Material supplied
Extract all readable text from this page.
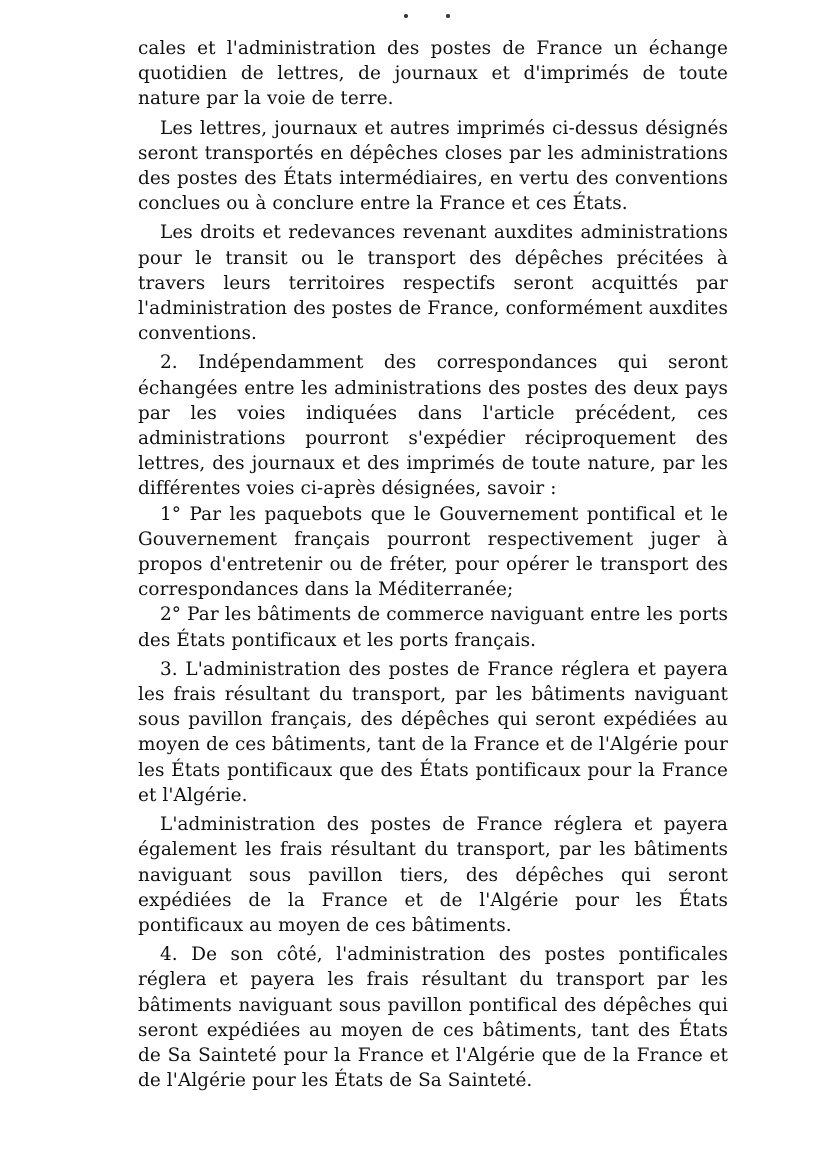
cales et l'administration des postes de France un échange quotidien de lettres, de journaux et d'imprimés de toute nature par la voie de terre.

Les lettres, journaux et autres imprimés ci-dessus désignés seront transportés en dépêches closes par les administrations des postes des États intermédiaires, en vertu des conventions conclues ou à conclure entre la France et ces États.

Les droits et redevances revenant auxdites administrations pour le transit ou le transport des dépêches précitées à travers leurs territoires respectifs seront acquittés par l'administration des postes de France, conformément auxdites conventions.

2. Indépendamment des correspondances qui seront échangées entre les administrations des postes des deux pays par les voies indiquées dans l'article précédent, ces administrations pourront s'expédier réciproquement des lettres, des journaux et des imprimés de toute nature, par les différentes voies ci-après désignées, savoir :

1° Par les paquebots que le Gouvernement pontifical et le Gouvernement français pourront respectivement juger à propos d'entretenir ou de fréter, pour opérer le transport des correspondances dans la Méditerranée;

2° Par les bâtiments de commerce naviguant entre les ports des États pontificaux et les ports français.

3. L'administration des postes de France réglera et payera les frais résultant du transport, par les bâtiments naviguant sous pavillon français, des dépêches qui seront expédiées au moyen de ces bâtiments, tant de la France et de l'Algérie pour les États pontificaux que des États pontificaux pour la France et l'Algérie.

L'administration des postes de France réglera et payera également les frais résultant du transport, par les bâtiments naviguant sous pavillon tiers, des dépêches qui seront expédiées de la France et de l'Algérie pour les États pontificaux au moyen de ces bâtiments.

4. De son côté, l'administration des postes pontificales réglera et payera les frais résultant du transport par les bâtiments naviguant sous pavillon pontifical des dépêches qui seront expédiées au moyen de ces bâtiments, tant des États de Sa Sainteté pour la France et l'Algérie que de la France et de l'Algérie pour les États de Sa Sainteté.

Instructions to follow
Copy every line of the listing containing the string "toute".

Exercise solution
cales et l'administration des postes de France un échange quotidien de lettres, de journaux et d'imprimés de toute nature par la voie de terre.
2. Indépendamment des correspondances qui seront échangées entre les administrations des postes des deux pays par les voies indiquées dans l'article précédent, ces administrations pourront s'expédier réciproquement des lettres, des journaux et des imprimés de toute nature, par les différentes voies ci-après désignées, savoir :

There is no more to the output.